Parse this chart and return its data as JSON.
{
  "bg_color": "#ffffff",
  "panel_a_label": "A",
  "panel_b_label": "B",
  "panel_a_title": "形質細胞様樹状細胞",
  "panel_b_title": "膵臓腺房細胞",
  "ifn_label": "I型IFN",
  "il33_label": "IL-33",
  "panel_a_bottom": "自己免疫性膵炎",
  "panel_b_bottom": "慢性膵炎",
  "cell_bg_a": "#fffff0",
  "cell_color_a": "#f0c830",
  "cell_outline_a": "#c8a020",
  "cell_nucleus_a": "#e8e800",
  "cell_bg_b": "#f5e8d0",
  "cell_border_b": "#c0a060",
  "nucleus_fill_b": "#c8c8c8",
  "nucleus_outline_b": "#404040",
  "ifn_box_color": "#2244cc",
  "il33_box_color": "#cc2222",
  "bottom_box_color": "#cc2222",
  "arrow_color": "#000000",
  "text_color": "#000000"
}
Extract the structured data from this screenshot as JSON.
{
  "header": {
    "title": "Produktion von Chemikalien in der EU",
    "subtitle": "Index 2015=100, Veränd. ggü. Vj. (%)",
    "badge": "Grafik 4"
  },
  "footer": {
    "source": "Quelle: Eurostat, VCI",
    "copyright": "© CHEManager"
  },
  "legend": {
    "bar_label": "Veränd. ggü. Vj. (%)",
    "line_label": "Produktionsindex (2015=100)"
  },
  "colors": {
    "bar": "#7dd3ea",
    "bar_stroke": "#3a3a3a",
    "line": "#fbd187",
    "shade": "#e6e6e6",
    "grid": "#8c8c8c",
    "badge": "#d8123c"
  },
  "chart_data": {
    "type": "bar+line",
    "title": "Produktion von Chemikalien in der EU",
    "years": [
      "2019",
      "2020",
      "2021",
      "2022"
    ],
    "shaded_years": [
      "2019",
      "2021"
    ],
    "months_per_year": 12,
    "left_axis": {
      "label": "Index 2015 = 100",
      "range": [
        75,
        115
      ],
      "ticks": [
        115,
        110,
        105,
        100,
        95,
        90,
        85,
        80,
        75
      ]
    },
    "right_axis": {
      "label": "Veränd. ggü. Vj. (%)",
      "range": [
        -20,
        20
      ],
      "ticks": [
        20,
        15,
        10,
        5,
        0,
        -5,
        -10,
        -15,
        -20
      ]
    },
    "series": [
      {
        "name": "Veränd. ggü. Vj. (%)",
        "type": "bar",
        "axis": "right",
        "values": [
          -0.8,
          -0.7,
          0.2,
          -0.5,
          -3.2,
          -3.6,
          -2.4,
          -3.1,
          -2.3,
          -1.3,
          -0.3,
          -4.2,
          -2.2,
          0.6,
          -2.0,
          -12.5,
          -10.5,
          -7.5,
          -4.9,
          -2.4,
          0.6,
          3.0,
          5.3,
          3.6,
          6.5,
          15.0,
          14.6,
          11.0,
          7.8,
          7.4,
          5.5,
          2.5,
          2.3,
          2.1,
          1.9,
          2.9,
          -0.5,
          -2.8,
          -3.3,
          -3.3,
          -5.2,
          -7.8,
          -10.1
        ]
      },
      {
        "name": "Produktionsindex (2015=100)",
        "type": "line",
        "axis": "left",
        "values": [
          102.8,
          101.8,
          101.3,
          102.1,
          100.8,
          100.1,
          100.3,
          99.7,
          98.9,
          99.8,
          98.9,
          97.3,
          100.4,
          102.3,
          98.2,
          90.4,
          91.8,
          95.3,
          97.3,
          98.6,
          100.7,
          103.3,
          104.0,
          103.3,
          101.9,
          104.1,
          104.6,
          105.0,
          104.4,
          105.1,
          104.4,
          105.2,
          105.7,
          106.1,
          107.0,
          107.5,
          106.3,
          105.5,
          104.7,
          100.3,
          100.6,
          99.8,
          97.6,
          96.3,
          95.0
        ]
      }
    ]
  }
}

WHAT NEEDS TO BE DONE >>
Copy the lines from the entries above in which the word "JSON" appears.

RESPONSE TO THE EXERCISE >>
Parse this chart and return its data as JSON.
Extract the structured data from this screenshot as JSON.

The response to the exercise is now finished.